**PROBLEM REQUIREMENTS**
Copy the data that follows exactly. Include no pictures.

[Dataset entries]

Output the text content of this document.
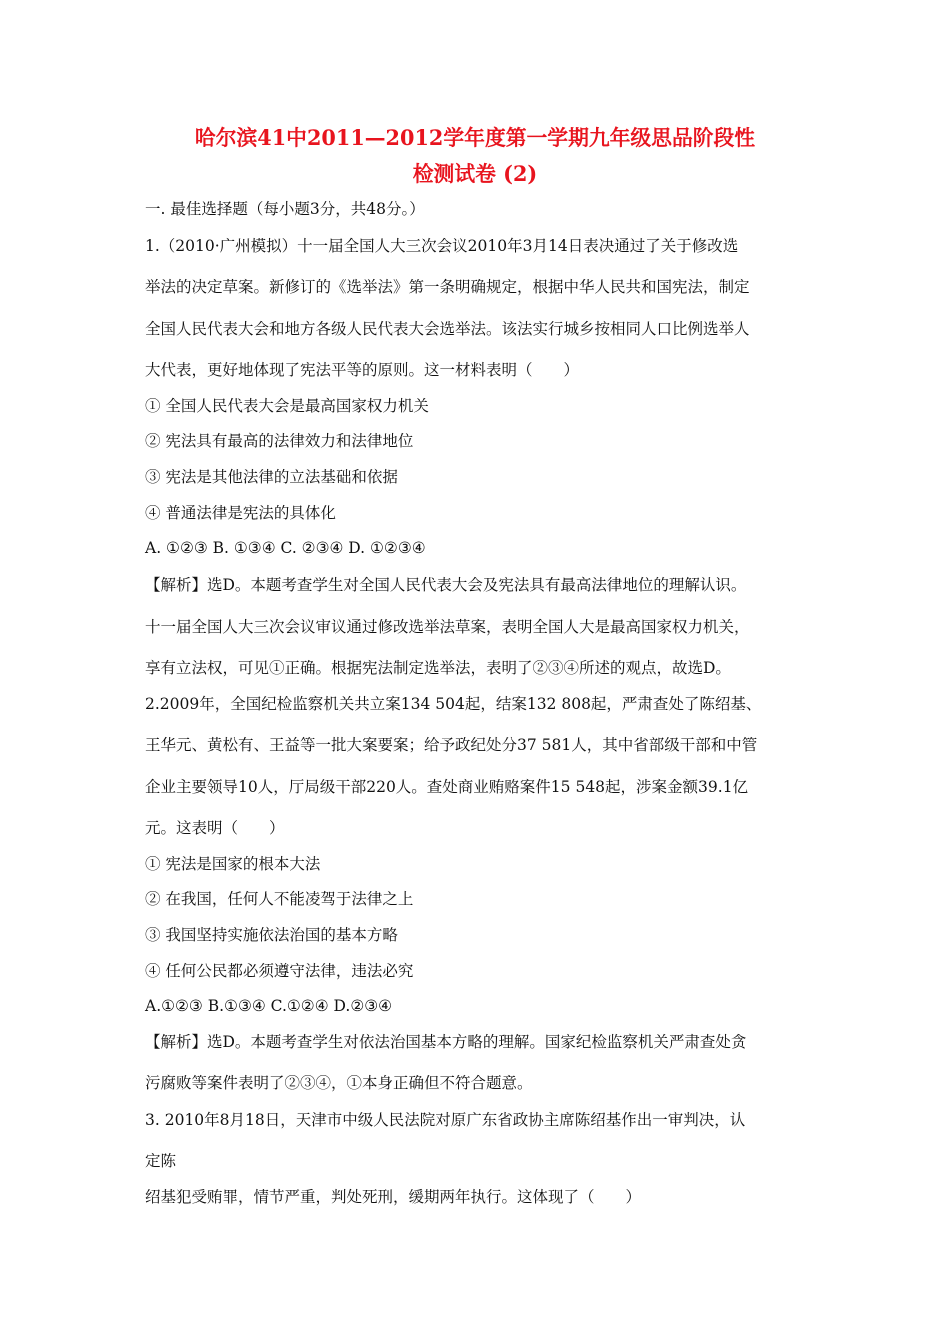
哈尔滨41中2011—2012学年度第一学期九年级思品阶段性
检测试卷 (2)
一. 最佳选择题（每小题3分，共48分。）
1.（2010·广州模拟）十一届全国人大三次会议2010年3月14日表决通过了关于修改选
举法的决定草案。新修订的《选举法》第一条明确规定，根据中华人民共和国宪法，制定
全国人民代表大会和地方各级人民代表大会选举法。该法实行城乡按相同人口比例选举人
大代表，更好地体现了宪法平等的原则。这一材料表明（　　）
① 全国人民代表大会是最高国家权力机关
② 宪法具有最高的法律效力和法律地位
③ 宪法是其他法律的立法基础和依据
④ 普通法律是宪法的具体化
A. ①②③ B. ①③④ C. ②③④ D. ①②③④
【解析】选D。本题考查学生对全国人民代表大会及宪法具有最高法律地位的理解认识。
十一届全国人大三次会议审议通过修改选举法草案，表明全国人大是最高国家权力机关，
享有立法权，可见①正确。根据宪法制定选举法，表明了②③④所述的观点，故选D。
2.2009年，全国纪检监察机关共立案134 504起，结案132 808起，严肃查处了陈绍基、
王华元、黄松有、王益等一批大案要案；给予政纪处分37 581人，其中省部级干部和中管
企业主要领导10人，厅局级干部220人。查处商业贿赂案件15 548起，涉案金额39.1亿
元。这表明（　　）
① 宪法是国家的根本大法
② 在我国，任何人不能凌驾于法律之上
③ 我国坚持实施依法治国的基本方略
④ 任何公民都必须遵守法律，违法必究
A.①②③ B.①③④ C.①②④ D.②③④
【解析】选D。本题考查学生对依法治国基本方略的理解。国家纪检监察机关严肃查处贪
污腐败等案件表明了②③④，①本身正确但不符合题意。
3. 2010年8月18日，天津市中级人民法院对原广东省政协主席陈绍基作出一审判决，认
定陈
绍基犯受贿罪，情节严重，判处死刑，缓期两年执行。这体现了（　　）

**SOLUTION FOR THIS EXERCISE**
Output the text content of this document.
哈尔滨41中2011—2012学年度第一学期九年级思品阶段性
检测试卷 (2)
一. 最佳选择题（每小题3分，共48分。）
1.（2010·广州模拟）十一届全国人大三次会议2010年3月14日表决通过了关于修改选
举法的决定草案。新修订的《选举法》第一条明确规定，根据中华人民共和国宪法，制定
全国人民代表大会和地方各级人民代表大会选举法。该法实行城乡按相同人口比例选举人
大代表，更好地体现了宪法平等的原则。这一材料表明（　　）
① 全国人民代表大会是最高国家权力机关
② 宪法具有最高的法律效力和法律地位
③ 宪法是其他法律的立法基础和依据
④ 普通法律是宪法的具体化
A. ①②③ B. ①③④ C. ②③④ D. ①②③④
【解析】选D。本题考查学生对全国人民代表大会及宪法具有最高法律地位的理解认识。
十一届全国人大三次会议审议通过修改选举法草案，表明全国人大是最高国家权力机关，
享有立法权，可见①正确。根据宪法制定选举法，表明了②③④所述的观点，故选D。
2.2009年，全国纪检监察机关共立案134 504起，结案132 808起，严肃查处了陈绍基、
王华元、黄松有、王益等一批大案要案；给予政纪处分37 581人，其中省部级干部和中管
企业主要领导10人，厅局级干部220人。查处商业贿赂案件15 548起，涉案金额39.1亿
元。这表明（　　）
① 宪法是国家的根本大法
② 在我国，任何人不能凌驾于法律之上
③ 我国坚持实施依法治国的基本方略
④ 任何公民都必须遵守法律，违法必究
A.①②③ B.①③④ C.①②④ D.②③④
【解析】选D。本题考查学生对依法治国基本方略的理解。国家纪检监察机关严肃查处贪
污腐败等案件表明了②③④，①本身正确但不符合题意。
3. 2010年8月18日，天津市中级人民法院对原广东省政协主席陈绍基作出一审判决，认
定陈
绍基犯受贿罪，情节严重，判处死刑，缓期两年执行。这体现了（　　）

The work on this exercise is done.